Problem requirements – Below are some records; repeat them all exactly, minus the pictures.

Input data –
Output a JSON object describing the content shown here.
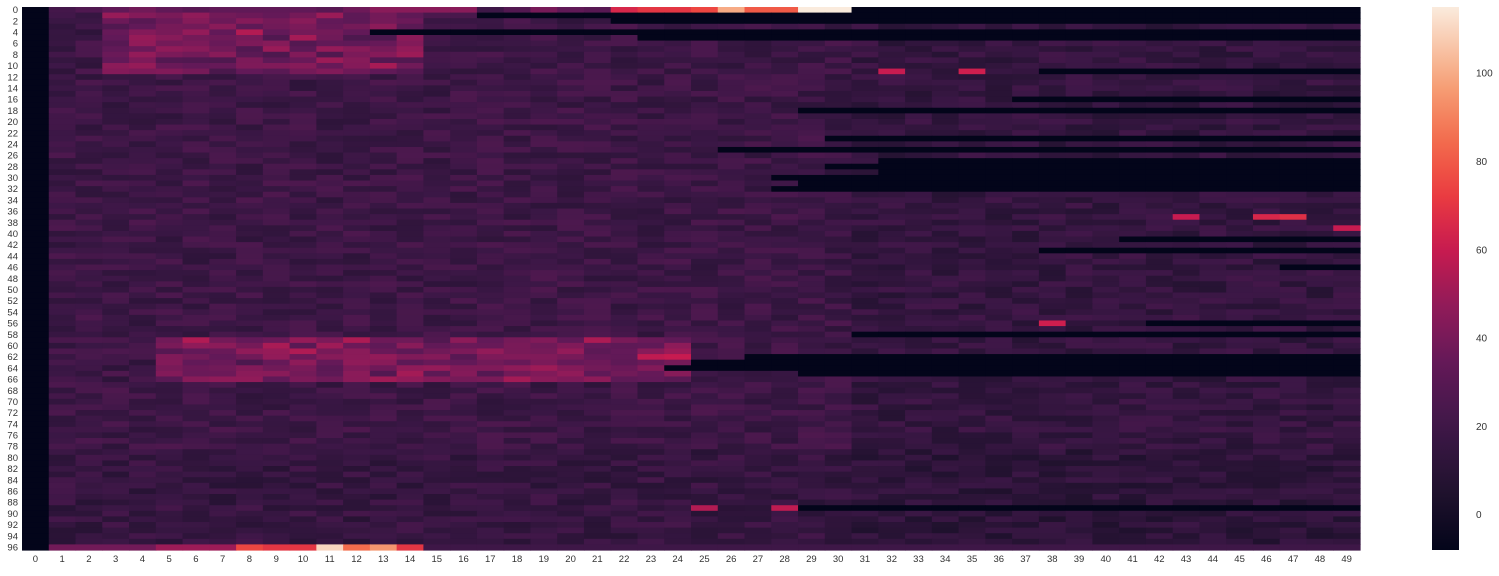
{
  "chart_data": {
    "type": "heatmap",
    "title": "",
    "xlabel": "",
    "ylabel": "",
    "n_rows": 97,
    "n_cols": 50,
    "x_tick_labels": [
      "0",
      "1",
      "2",
      "3",
      "4",
      "5",
      "6",
      "7",
      "8",
      "9",
      "10",
      "11",
      "12",
      "13",
      "14",
      "15",
      "16",
      "17",
      "18",
      "19",
      "20",
      "21",
      "22",
      "23",
      "24",
      "25",
      "26",
      "27",
      "28",
      "29",
      "30",
      "31",
      "32",
      "33",
      "34",
      "35",
      "36",
      "37",
      "38",
      "39",
      "40",
      "41",
      "42",
      "43",
      "44",
      "45",
      "46",
      "47",
      "48",
      "49"
    ],
    "y_tick_labels": [
      "0",
      "2",
      "4",
      "6",
      "8",
      "10",
      "12",
      "14",
      "16",
      "18",
      "20",
      "22",
      "24",
      "26",
      "28",
      "30",
      "32",
      "34",
      "36",
      "38",
      "40",
      "42",
      "44",
      "46",
      "48",
      "50",
      "52",
      "54",
      "56",
      "58",
      "60",
      "62",
      "64",
      "66",
      "68",
      "70",
      "72",
      "74",
      "76",
      "78",
      "80",
      "82",
      "84",
      "86",
      "88",
      "90",
      "92",
      "94",
      "96"
    ],
    "colorbar": {
      "ticks": [
        0,
        20,
        40,
        60,
        80,
        100
      ],
      "vmin": -8,
      "vmax": 115,
      "colormap": "rocket"
    },
    "row_lengths": [
      31,
      17,
      22,
      50,
      13,
      23,
      50,
      50,
      50,
      50,
      50,
      38,
      50,
      50,
      50,
      50,
      37,
      50,
      29,
      50,
      50,
      50,
      50,
      30,
      50,
      26,
      50,
      32,
      30,
      32,
      28,
      29,
      28,
      50,
      50,
      50,
      50,
      50,
      50,
      50,
      50,
      41,
      50,
      38,
      50,
      50,
      47,
      50,
      50,
      50,
      50,
      50,
      50,
      50,
      50,
      50,
      42,
      50,
      31,
      50,
      50,
      50,
      27,
      25,
      24,
      29,
      50,
      50,
      50,
      50,
      50,
      50,
      50,
      50,
      50,
      50,
      50,
      50,
      50,
      50,
      50,
      50,
      50,
      50,
      50,
      50,
      50,
      50,
      50,
      29,
      50,
      50,
      50,
      50,
      50,
      50,
      50
    ],
    "values_row_0": [
      -8,
      22,
      27,
      33,
      38,
      33,
      30,
      33,
      33,
      33,
      33,
      30,
      37,
      45,
      45,
      45,
      45,
      20,
      28,
      40,
      33,
      30,
      65,
      70,
      70,
      75,
      100,
      80,
      80,
      115,
      115
    ],
    "values_row_96": [
      -8,
      38,
      38,
      38,
      38,
      50,
      50,
      50,
      75,
      70,
      70,
      110,
      85,
      95,
      70,
      20,
      20,
      20,
      20,
      20,
      20,
      20,
      20,
      20,
      20,
      20,
      20,
      20,
      20,
      20,
      20,
      20,
      20,
      20,
      20,
      20,
      20,
      20,
      20,
      20,
      20,
      20,
      20,
      20,
      20,
      20,
      20,
      20,
      20,
      20
    ],
    "hotspots": [
      {
        "row": 4,
        "col": 8,
        "value": 55
      },
      {
        "row": 5,
        "col": 10,
        "value": 52
      },
      {
        "row": 9,
        "col": 11,
        "value": 50
      },
      {
        "row": 11,
        "col": 32,
        "value": 60
      },
      {
        "row": 11,
        "col": 35,
        "value": 62
      },
      {
        "row": 37,
        "col": 43,
        "value": 60
      },
      {
        "row": 37,
        "col": 46,
        "value": 65
      },
      {
        "row": 37,
        "col": 47,
        "value": 68
      },
      {
        "row": 39,
        "col": 49,
        "value": 60
      },
      {
        "row": 56,
        "col": 38,
        "value": 62
      },
      {
        "row": 62,
        "col": 23,
        "value": 58
      },
      {
        "row": 62,
        "col": 24,
        "value": 60
      },
      {
        "row": 63,
        "col": 25,
        "value": 55
      },
      {
        "row": 89,
        "col": 25,
        "value": 55
      },
      {
        "row": 89,
        "col": 28,
        "value": 58
      }
    ]
  }
}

Complete response –
Output a JSON object describing the content shown here.
{
  "chart_data": {
    "type": "heatmap",
    "title": "",
    "xlabel": "",
    "ylabel": "",
    "n_rows": 97,
    "n_cols": 50,
    "x_tick_labels": [
      "0",
      "1",
      "2",
      "3",
      "4",
      "5",
      "6",
      "7",
      "8",
      "9",
      "10",
      "11",
      "12",
      "13",
      "14",
      "15",
      "16",
      "17",
      "18",
      "19",
      "20",
      "21",
      "22",
      "23",
      "24",
      "25",
      "26",
      "27",
      "28",
      "29",
      "30",
      "31",
      "32",
      "33",
      "34",
      "35",
      "36",
      "37",
      "38",
      "39",
      "40",
      "41",
      "42",
      "43",
      "44",
      "45",
      "46",
      "47",
      "48",
      "49"
    ],
    "y_tick_labels": [
      "0",
      "2",
      "4",
      "6",
      "8",
      "10",
      "12",
      "14",
      "16",
      "18",
      "20",
      "22",
      "24",
      "26",
      "28",
      "30",
      "32",
      "34",
      "36",
      "38",
      "40",
      "42",
      "44",
      "46",
      "48",
      "50",
      "52",
      "54",
      "56",
      "58",
      "60",
      "62",
      "64",
      "66",
      "68",
      "70",
      "72",
      "74",
      "76",
      "78",
      "80",
      "82",
      "84",
      "86",
      "88",
      "90",
      "92",
      "94",
      "96"
    ],
    "colorbar": {
      "ticks": [
        0,
        20,
        40,
        60,
        80,
        100
      ],
      "vmin": -8,
      "vmax": 115,
      "colormap": "rocket"
    },
    "row_lengths": [
      31,
      17,
      22,
      50,
      13,
      23,
      50,
      50,
      50,
      50,
      50,
      38,
      50,
      50,
      50,
      50,
      37,
      50,
      29,
      50,
      50,
      50,
      50,
      30,
      50,
      26,
      50,
      32,
      30,
      32,
      28,
      29,
      28,
      50,
      50,
      50,
      50,
      50,
      50,
      50,
      50,
      41,
      50,
      38,
      50,
      50,
      47,
      50,
      50,
      50,
      50,
      50,
      50,
      50,
      50,
      50,
      42,
      50,
      31,
      50,
      50,
      50,
      27,
      25,
      24,
      29,
      50,
      50,
      50,
      50,
      50,
      50,
      50,
      50,
      50,
      50,
      50,
      50,
      50,
      50,
      50,
      50,
      50,
      50,
      50,
      50,
      50,
      50,
      50,
      29,
      50,
      50,
      50,
      50,
      50,
      50,
      50
    ],
    "values_row_0": [
      -8,
      22,
      27,
      33,
      38,
      33,
      30,
      33,
      33,
      33,
      33,
      30,
      37,
      45,
      45,
      45,
      45,
      20,
      28,
      40,
      33,
      30,
      65,
      70,
      70,
      75,
      100,
      80,
      80,
      115,
      115
    ],
    "values_row_96": [
      -8,
      38,
      38,
      38,
      38,
      50,
      50,
      50,
      75,
      70,
      70,
      110,
      85,
      95,
      70,
      20,
      20,
      20,
      20,
      20,
      20,
      20,
      20,
      20,
      20,
      20,
      20,
      20,
      20,
      20,
      20,
      20,
      20,
      20,
      20,
      20,
      20,
      20,
      20,
      20,
      20,
      20,
      20,
      20,
      20,
      20,
      20,
      20,
      20,
      20
    ],
    "hotspots": [
      {
        "row": 4,
        "col": 8,
        "value": 55
      },
      {
        "row": 5,
        "col": 10,
        "value": 52
      },
      {
        "row": 9,
        "col": 11,
        "value": 50
      },
      {
        "row": 11,
        "col": 32,
        "value": 60
      },
      {
        "row": 11,
        "col": 35,
        "value": 62
      },
      {
        "row": 37,
        "col": 43,
        "value": 60
      },
      {
        "row": 37,
        "col": 46,
        "value": 65
      },
      {
        "row": 37,
        "col": 47,
        "value": 68
      },
      {
        "row": 39,
        "col": 49,
        "value": 60
      },
      {
        "row": 56,
        "col": 38,
        "value": 62
      },
      {
        "row": 62,
        "col": 23,
        "value": 58
      },
      {
        "row": 62,
        "col": 24,
        "value": 60
      },
      {
        "row": 63,
        "col": 25,
        "value": 55
      },
      {
        "row": 89,
        "col": 25,
        "value": 55
      },
      {
        "row": 89,
        "col": 28,
        "value": 58
      }
    ]
  }
}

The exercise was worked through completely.